Data entries
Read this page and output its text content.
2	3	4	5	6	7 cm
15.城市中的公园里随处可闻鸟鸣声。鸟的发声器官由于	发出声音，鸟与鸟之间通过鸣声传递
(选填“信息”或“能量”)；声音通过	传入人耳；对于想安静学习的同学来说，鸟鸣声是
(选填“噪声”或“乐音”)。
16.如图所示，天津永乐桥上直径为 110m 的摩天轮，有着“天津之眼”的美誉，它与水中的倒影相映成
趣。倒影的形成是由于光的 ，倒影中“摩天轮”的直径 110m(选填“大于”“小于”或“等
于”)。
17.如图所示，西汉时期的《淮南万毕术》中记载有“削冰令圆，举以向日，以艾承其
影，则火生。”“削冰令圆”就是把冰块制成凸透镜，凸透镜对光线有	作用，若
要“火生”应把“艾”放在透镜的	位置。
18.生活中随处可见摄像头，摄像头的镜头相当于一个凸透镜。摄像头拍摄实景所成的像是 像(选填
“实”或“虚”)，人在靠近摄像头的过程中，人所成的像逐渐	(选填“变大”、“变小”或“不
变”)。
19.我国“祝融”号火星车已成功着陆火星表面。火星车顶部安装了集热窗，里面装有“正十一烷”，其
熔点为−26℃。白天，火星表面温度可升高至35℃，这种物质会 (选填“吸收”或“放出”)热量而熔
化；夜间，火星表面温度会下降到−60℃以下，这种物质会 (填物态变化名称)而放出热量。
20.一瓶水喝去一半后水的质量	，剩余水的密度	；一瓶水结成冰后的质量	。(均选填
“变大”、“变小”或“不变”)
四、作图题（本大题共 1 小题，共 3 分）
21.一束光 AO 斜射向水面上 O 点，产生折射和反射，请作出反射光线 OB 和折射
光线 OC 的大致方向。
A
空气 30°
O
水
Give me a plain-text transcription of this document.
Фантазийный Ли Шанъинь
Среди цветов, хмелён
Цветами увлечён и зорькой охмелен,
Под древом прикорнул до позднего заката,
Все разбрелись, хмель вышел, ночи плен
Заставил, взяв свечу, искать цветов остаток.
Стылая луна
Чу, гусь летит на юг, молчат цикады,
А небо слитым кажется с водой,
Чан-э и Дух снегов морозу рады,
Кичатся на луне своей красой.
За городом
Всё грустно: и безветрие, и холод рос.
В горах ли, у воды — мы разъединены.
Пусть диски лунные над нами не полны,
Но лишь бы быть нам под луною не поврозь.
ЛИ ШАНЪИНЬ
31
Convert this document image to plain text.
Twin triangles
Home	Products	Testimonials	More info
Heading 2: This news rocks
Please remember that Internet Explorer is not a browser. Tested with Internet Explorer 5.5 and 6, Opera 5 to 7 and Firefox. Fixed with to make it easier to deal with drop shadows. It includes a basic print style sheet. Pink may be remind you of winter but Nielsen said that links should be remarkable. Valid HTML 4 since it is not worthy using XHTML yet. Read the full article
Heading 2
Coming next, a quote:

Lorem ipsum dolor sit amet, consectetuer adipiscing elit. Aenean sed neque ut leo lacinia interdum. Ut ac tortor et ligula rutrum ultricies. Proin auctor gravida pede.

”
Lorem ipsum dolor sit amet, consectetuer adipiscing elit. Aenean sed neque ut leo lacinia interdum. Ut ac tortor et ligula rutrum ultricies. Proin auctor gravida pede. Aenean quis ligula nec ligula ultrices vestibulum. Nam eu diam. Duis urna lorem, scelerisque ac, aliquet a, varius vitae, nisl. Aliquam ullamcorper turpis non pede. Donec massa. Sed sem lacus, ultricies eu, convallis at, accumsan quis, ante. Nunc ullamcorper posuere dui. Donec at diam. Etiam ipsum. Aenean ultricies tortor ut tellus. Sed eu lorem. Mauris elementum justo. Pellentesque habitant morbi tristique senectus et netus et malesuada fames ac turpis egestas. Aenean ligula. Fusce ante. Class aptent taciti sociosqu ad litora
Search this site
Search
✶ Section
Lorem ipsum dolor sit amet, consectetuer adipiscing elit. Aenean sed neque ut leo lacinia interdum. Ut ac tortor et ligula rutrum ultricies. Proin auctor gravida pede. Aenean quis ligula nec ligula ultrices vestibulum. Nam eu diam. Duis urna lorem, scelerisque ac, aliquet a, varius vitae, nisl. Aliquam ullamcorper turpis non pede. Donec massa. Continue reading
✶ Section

▸ **TASK OBJECTIVE**
Copy each line of the data above without altering a single character.

▸ **SOLUTION TO THIS TASK**
Read this page and output its text content.
2	3	4	5	6	7 cm
15.城市中的公园里随处可闻鸟鸣声。鸟的发声器官由于	发出声音，鸟与鸟之间通过鸣声传递
(选填“信息”或“能量”)；声音通过	传入人耳；对于想安静学习的同学来说，鸟鸣声是
(选填“噪声”或“乐音”)。
16.如图所示，天津永乐桥上直径为 110m 的摩天轮，有着“天津之眼”的美誉，它与水中的倒影相映成
趣。倒影的形成是由于光的 ，倒影中“摩天轮”的直径 110m(选填“大于”“小于”或“等
于”)。
17.如图所示，西汉时期的《淮南万毕术》中记载有“削冰令圆，举以向日，以艾承其
影，则火生。”“削冰令圆”就是把冰块制成凸透镜，凸透镜对光线有	作用，若
要“火生”应把“艾”放在透镜的	位置。
18.生活中随处可见摄像头，摄像头的镜头相当于一个凸透镜。摄像头拍摄实景所成的像是 像(选填
“实”或“虚”)，人在靠近摄像头的过程中，人所成的像逐渐	(选填“变大”、“变小”或“不
变”)。
19.我国“祝融”号火星车已成功着陆火星表面。火星车顶部安装了集热窗，里面装有“正十一烷”，其
熔点为−26℃。白天，火星表面温度可升高至35℃，这种物质会 (选填“吸收”或“放出”)热量而熔
化；夜间，火星表面温度会下降到−60℃以下，这种物质会 (填物态变化名称)而放出热量。
20.一瓶水喝去一半后水的质量	，剩余水的密度	；一瓶水结成冰后的质量	。(均选填
“变大”、“变小”或“不变”)
四、作图题（本大题共 1 小题，共 3 分）
21.一束光 AO 斜射向水面上 O 点，产生折射和反射，请作出反射光线 OB 和折射
光线 OC 的大致方向。
A
空气 30°
O
水
Give me a plain-text transcription of this document.
Фантазийный Ли Шанъинь
Среди цветов, хмелён
Цветами увлечён и зорькой охмелен,
Под древом прикорнул до позднего заката,
Все разбрелись, хмель вышел, ночи плен
Заставил, взяв свечу, искать цветов остаток.
Стылая луна
Чу, гусь летит на юг, молчат цикады,
А небо слитым кажется с водой,
Чан-э и Дух снегов морозу рады,
Кичатся на луне своей красой.
За городом
Всё грустно: и безветрие, и холод рос.
В горах ли, у воды — мы разъединены.
Пусть диски лунные над нами не полны,
Но лишь бы быть нам под луною не поврозь.
ЛИ ШАНЪИНЬ
31
Convert this document image to plain text.
Twin triangles
Home	Products	Testimonials	More info
Heading 2: This news rocks
Please remember that Internet Explorer is not a browser. Tested with Internet Explorer 5.5 and 6, Opera 5 to 7 and Firefox. Fixed with to make it easier to deal with drop shadows. It includes a basic print style sheet. Pink may be remind you of winter but Nielsen said that links should be remarkable. Valid HTML 4 since it is not worthy using XHTML yet. Read the full article
Heading 2
Coming next, a quote:

Lorem ipsum dolor sit amet, consectetuer adipiscing elit. Aenean sed neque ut leo lacinia interdum. Ut ac tortor et ligula rutrum ultricies. Proin auctor gravida pede.

”
Lorem ipsum dolor sit amet, consectetuer adipiscing elit. Aenean sed neque ut leo lacinia interdum. Ut ac tortor et ligula rutrum ultricies. Proin auctor gravida pede. Aenean quis ligula nec ligula ultrices vestibulum. Nam eu diam. Duis urna lorem, scelerisque ac, aliquet a, varius vitae, nisl. Aliquam ullamcorper turpis non pede. Donec massa. Sed sem lacus, ultricies eu, convallis at, accumsan quis, ante. Nunc ullamcorper posuere dui. Donec at diam. Etiam ipsum. Aenean ultricies tortor ut tellus. Sed eu lorem. Mauris elementum justo. Pellentesque habitant morbi tristique senectus et netus et malesuada fames ac turpis egestas. Aenean ligula. Fusce ante. Class aptent taciti sociosqu ad litora
Search this site
Search
✶ Section
Lorem ipsum dolor sit amet, consectetuer adipiscing elit. Aenean sed neque ut leo lacinia interdum. Ut ac tortor et ligula rutrum ultricies. Proin auctor gravida pede. Aenean quis ligula nec ligula ultrices vestibulum. Nam eu diam. Duis urna lorem, scelerisque ac, aliquet a, varius vitae, nisl. Aliquam ullamcorper turpis non pede. Donec massa. Continue reading
✶ Section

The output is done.